### INPUT MATERIAL
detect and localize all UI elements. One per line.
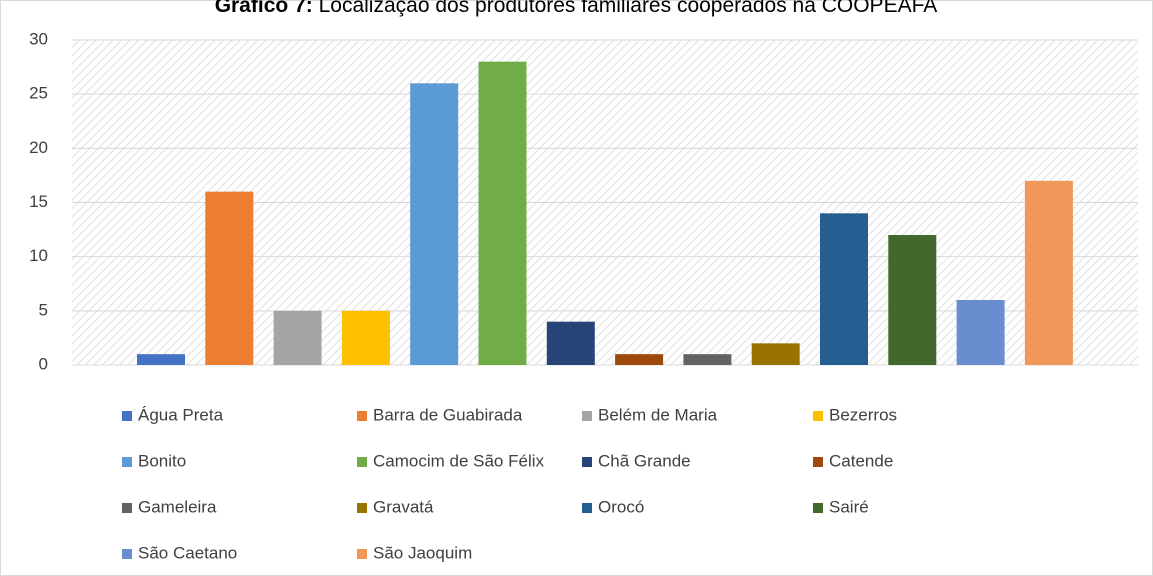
title-text: Localização dos produtores familiares co… [319, 0, 938, 17]
legend-swatch [582, 411, 592, 421]
bar [546, 321, 595, 365]
bar [478, 61, 527, 366]
legend-label: Catende [829, 451, 893, 470]
y-tick-label: 5 [39, 300, 48, 319]
y-tick-label: 20 [29, 138, 48, 157]
bar [341, 310, 390, 365]
y-tick-label: 0 [39, 354, 48, 373]
bar [137, 354, 185, 365]
legend-swatch [813, 411, 823, 421]
bar [273, 310, 322, 365]
legend-label: Barra de Guabirada [373, 405, 523, 424]
bar [888, 235, 937, 365]
y-tick-label: 25 [29, 84, 48, 103]
legend-swatch [357, 411, 367, 421]
legend-label: Gameleira [138, 497, 217, 516]
legend-label: Gravatá [373, 497, 434, 516]
legend-label: Belém de Maria [598, 405, 718, 424]
legend-swatch [122, 549, 132, 559]
legend-label: São Jaoquim [373, 543, 472, 562]
title-label: Gráfico 7: [215, 0, 313, 17]
legend-swatch [813, 503, 823, 513]
bar [820, 213, 868, 365]
y-tick-label: 10 [29, 246, 48, 265]
legend-swatch [582, 503, 592, 513]
y-tick-label: 15 [29, 192, 48, 211]
chart-title: Gráfico 7: Localização dos produtores fa… [215, 0, 938, 17]
bar [751, 343, 800, 365]
legend-swatch [122, 411, 132, 421]
legend-swatch [357, 503, 367, 513]
legend-label: Orocó [598, 497, 644, 516]
legend-label: Camocim de São Félix [373, 451, 545, 470]
bar [1024, 180, 1073, 365]
legend-swatch [357, 457, 367, 467]
bar [615, 354, 664, 365]
bar [205, 191, 254, 365]
legend-label: Bonito [138, 451, 186, 470]
legend-swatch [582, 457, 592, 467]
legend-label: Água Preta [138, 405, 224, 424]
bar [410, 83, 459, 365]
y-tick-label: 30 [29, 29, 48, 48]
bar [683, 354, 732, 365]
bar [956, 300, 1005, 365]
legend-swatch [122, 503, 132, 513]
legend-swatch [122, 457, 132, 467]
legend-label: Bezerros [829, 405, 897, 424]
legend-label: São Caetano [138, 543, 237, 562]
legend-label: Chã Grande [598, 451, 691, 470]
legend-swatch [813, 457, 823, 467]
legend-label: Sairé [829, 497, 869, 516]
legend-swatch [357, 549, 367, 559]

### WORK TO BE COMPLETED
Reproduce every line of the records above word for word, leaving out the pictures.

### ANSWER TO THE EXERCISE
detect and localize all UI elements. One per line.
title-text: Localização dos produtores familiares co… [319, 0, 938, 17]
legend-swatch [582, 411, 592, 421]
bar [546, 321, 595, 365]
bar [478, 61, 527, 366]
legend-label: Catende [829, 451, 893, 470]
y-tick-label: 5 [39, 300, 48, 319]
y-tick-label: 20 [29, 138, 48, 157]
bar [341, 310, 390, 365]
y-tick-label: 0 [39, 354, 48, 373]
bar [137, 354, 185, 365]
legend-swatch [813, 411, 823, 421]
bar [273, 310, 322, 365]
legend-label: Barra de Guabirada [373, 405, 523, 424]
bar [888, 235, 937, 365]
y-tick-label: 25 [29, 84, 48, 103]
legend-swatch [357, 411, 367, 421]
legend-label: Gameleira [138, 497, 217, 516]
legend-label: Gravatá [373, 497, 434, 516]
legend-label: Belém de Maria [598, 405, 718, 424]
legend-swatch [122, 549, 132, 559]
legend-label: São Jaoquim [373, 543, 472, 562]
title-label: Gráfico 7: [215, 0, 313, 17]
legend-swatch [813, 503, 823, 513]
bar [820, 213, 868, 365]
y-tick-label: 10 [29, 246, 48, 265]
legend-swatch [582, 503, 592, 513]
y-tick-label: 15 [29, 192, 48, 211]
chart-title: Gráfico 7: Localização dos produtores fa… [215, 0, 938, 17]
bar [751, 343, 800, 365]
legend-swatch [122, 411, 132, 421]
legend-swatch [357, 503, 367, 513]
legend-label: Orocó [598, 497, 644, 516]
legend-label: Camocim de São Félix [373, 451, 545, 470]
bar [1024, 180, 1073, 365]
legend-swatch [357, 457, 367, 467]
bar [615, 354, 664, 365]
bar [205, 191, 254, 365]
legend-label: Bonito [138, 451, 186, 470]
legend-swatch [582, 457, 592, 467]
legend-label: Água Preta [138, 405, 224, 424]
bar [410, 83, 459, 365]
y-tick-label: 30 [29, 29, 48, 48]
bar [683, 354, 732, 365]
bar [956, 300, 1005, 365]
legend-swatch [122, 503, 132, 513]
legend-swatch [122, 457, 132, 467]
legend-label: Bezerros [829, 405, 897, 424]
legend-label: São Caetano [138, 543, 237, 562]
legend-label: Chã Grande [598, 451, 691, 470]
legend-swatch [813, 457, 823, 467]
legend-label: Sairé [829, 497, 869, 516]
legend-swatch [357, 549, 367, 559]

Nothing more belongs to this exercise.